| Task material |
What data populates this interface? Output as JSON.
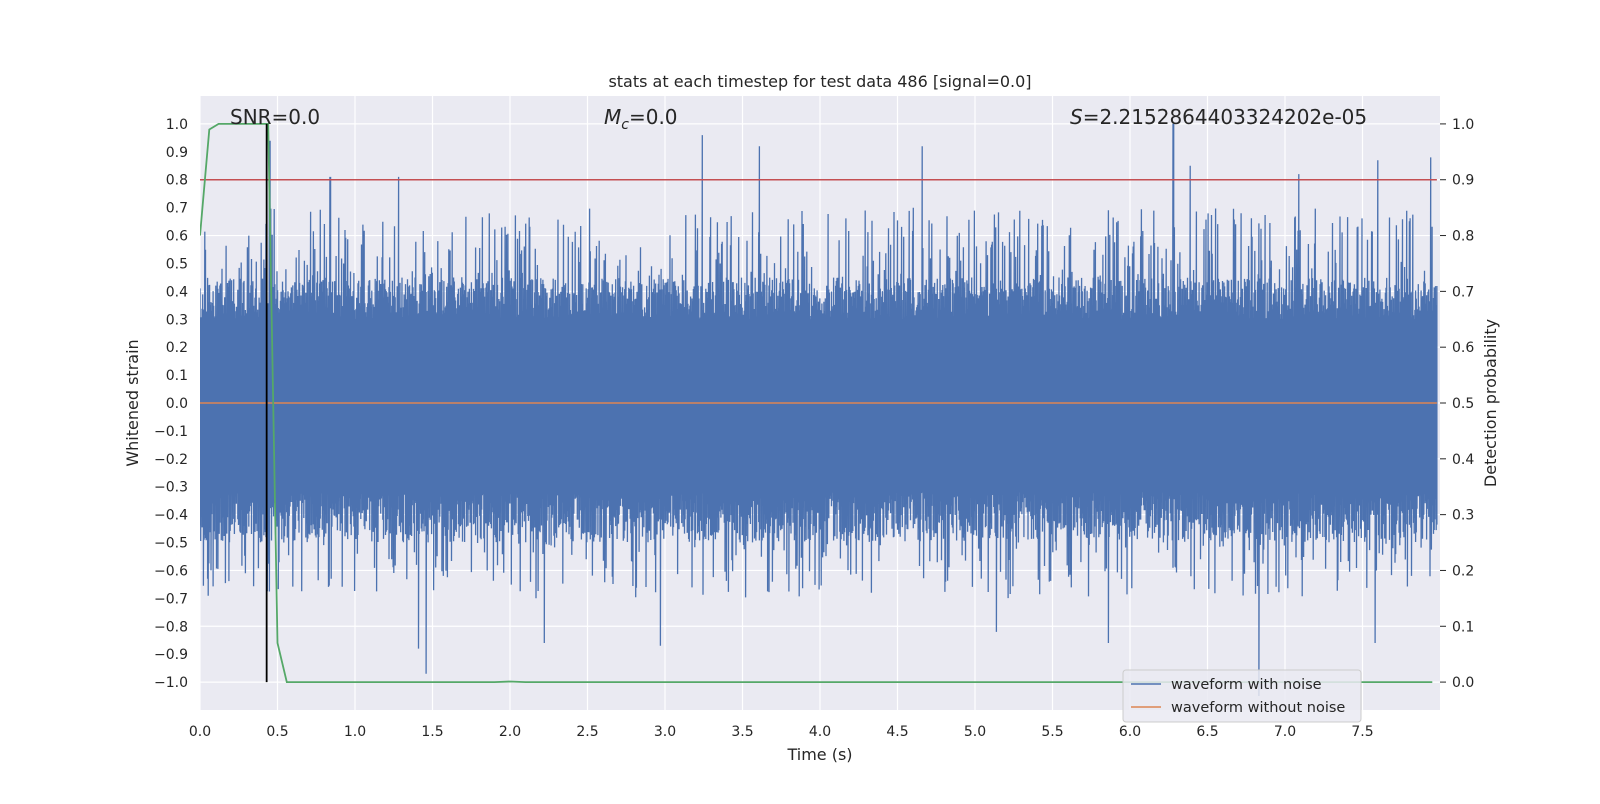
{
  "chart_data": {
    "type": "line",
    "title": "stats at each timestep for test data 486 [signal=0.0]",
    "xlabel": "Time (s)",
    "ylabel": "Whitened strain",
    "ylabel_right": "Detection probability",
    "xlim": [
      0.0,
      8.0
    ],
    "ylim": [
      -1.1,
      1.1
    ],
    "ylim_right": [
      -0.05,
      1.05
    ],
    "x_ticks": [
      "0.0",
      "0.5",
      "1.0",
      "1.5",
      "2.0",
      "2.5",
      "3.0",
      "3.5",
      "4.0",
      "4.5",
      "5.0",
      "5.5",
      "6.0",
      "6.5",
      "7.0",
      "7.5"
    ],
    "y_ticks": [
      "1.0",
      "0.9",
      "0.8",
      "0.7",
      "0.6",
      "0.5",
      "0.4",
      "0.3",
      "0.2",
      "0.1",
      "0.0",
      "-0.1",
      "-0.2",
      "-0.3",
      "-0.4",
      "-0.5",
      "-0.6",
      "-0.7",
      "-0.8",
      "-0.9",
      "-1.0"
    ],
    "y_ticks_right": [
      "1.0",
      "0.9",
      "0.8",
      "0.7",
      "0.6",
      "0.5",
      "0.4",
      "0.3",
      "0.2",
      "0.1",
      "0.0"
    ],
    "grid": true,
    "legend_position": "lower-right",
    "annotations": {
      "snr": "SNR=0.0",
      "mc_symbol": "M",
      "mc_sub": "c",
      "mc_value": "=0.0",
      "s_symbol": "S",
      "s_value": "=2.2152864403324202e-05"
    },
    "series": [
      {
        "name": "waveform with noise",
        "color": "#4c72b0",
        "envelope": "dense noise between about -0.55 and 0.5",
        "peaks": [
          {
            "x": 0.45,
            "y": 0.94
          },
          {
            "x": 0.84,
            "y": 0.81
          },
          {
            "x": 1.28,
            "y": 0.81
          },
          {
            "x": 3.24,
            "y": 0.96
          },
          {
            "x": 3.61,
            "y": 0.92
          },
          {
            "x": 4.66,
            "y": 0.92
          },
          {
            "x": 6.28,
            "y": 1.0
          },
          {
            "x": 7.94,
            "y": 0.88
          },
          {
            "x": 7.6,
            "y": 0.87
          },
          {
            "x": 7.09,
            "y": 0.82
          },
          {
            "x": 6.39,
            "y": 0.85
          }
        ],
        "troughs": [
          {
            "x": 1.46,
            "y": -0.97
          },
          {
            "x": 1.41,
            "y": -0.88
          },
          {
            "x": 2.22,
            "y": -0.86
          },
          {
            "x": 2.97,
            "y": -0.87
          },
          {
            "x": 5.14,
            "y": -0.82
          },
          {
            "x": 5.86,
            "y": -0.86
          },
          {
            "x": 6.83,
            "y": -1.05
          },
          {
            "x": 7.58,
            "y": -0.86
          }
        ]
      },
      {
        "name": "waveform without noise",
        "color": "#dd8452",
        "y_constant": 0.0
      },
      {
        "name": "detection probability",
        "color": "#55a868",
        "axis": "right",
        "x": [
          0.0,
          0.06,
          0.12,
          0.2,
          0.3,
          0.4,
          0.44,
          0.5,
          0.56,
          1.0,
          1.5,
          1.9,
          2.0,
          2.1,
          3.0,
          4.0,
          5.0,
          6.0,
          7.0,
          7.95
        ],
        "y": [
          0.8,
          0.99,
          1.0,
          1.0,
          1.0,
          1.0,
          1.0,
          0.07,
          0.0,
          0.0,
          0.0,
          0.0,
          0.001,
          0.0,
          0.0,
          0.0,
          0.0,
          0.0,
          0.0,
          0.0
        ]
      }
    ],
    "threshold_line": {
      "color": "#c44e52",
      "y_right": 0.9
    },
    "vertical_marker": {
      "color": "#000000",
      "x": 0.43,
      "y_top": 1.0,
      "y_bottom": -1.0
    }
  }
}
--
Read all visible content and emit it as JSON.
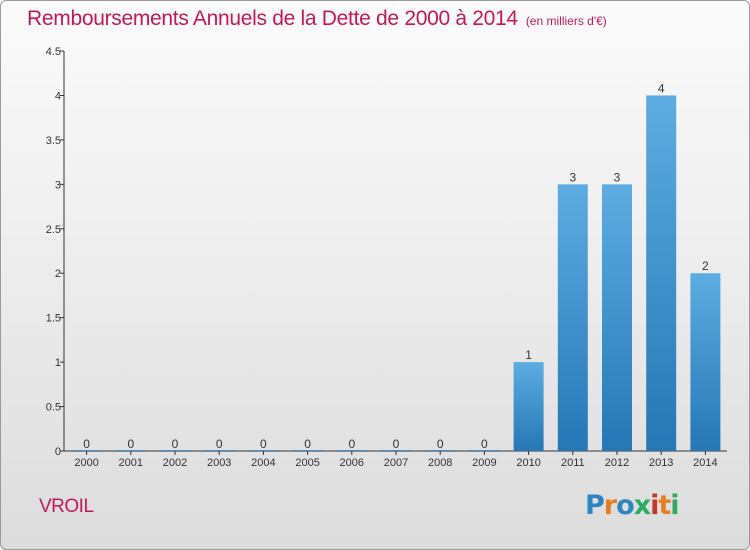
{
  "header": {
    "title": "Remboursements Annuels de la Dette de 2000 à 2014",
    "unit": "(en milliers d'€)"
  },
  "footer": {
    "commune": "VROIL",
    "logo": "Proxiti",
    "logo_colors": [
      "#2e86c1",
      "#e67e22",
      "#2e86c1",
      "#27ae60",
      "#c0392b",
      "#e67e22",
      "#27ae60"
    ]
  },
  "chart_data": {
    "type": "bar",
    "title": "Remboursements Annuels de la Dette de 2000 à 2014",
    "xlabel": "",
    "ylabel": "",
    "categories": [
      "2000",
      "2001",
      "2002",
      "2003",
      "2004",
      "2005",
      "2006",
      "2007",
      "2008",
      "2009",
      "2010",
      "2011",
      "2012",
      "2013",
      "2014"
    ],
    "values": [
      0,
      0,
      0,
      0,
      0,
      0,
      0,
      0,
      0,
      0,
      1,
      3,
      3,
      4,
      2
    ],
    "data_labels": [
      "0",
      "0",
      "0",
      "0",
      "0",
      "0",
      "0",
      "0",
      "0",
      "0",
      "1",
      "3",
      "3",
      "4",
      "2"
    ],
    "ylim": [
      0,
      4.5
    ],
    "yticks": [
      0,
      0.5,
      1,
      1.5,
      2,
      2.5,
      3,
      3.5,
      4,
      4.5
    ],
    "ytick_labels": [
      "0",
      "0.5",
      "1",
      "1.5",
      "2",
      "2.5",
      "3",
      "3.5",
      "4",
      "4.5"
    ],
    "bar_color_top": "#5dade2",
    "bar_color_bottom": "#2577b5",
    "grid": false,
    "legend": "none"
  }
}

| Your task |
List all lines from the entries that include the word "name".

| Expected output |
        "name": "waveform with noise",
        "name": "waveform without noise",
        "name": "detection probability",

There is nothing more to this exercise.